### WHAT IS ASKED
Tally how many of the rows below contain the string "post", with case counting, and give only that number.

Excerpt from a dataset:
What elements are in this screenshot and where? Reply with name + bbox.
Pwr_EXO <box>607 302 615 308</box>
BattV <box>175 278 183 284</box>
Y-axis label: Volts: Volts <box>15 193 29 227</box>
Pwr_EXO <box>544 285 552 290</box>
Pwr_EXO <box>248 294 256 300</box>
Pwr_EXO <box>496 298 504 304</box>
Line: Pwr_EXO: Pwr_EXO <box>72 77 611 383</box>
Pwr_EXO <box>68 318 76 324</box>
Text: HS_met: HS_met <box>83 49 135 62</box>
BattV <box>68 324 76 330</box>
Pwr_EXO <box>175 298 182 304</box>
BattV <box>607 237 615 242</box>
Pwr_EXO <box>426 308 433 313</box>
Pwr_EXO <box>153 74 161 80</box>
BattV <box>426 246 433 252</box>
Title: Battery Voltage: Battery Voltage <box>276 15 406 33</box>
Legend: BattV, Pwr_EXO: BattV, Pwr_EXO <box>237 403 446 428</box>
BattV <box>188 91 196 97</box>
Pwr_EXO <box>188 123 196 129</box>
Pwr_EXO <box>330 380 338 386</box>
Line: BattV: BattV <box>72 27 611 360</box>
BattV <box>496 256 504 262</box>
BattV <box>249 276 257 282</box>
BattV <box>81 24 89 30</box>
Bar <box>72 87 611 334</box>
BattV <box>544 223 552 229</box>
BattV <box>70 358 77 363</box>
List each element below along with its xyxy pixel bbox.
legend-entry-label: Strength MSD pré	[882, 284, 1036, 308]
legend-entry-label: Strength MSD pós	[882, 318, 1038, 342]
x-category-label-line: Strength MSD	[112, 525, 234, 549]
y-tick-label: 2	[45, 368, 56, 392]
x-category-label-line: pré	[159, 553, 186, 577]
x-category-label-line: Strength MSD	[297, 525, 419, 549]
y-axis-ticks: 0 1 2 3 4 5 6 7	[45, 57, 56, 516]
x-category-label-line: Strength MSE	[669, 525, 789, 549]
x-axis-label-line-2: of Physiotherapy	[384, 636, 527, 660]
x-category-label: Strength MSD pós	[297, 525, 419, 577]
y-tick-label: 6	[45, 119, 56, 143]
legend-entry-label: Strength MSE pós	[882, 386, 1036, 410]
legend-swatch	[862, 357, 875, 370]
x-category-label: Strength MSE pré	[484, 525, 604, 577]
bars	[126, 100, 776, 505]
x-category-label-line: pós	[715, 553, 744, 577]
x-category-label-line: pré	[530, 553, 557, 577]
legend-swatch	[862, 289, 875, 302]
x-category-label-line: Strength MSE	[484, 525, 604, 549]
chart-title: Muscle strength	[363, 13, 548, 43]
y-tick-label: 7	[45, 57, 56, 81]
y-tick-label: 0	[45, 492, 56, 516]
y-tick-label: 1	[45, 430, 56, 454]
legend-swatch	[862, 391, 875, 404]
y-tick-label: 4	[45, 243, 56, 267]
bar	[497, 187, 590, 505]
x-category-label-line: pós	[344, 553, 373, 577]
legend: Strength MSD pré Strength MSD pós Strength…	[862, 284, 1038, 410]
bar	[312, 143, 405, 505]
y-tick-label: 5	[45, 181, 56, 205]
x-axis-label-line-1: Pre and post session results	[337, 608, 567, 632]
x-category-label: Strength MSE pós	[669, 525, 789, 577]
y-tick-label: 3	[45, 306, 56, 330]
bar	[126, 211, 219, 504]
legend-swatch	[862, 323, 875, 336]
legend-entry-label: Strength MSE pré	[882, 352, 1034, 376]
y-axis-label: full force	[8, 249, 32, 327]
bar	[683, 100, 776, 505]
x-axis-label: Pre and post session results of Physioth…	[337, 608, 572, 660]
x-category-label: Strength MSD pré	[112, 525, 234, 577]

### THE COMPLETED TASK
2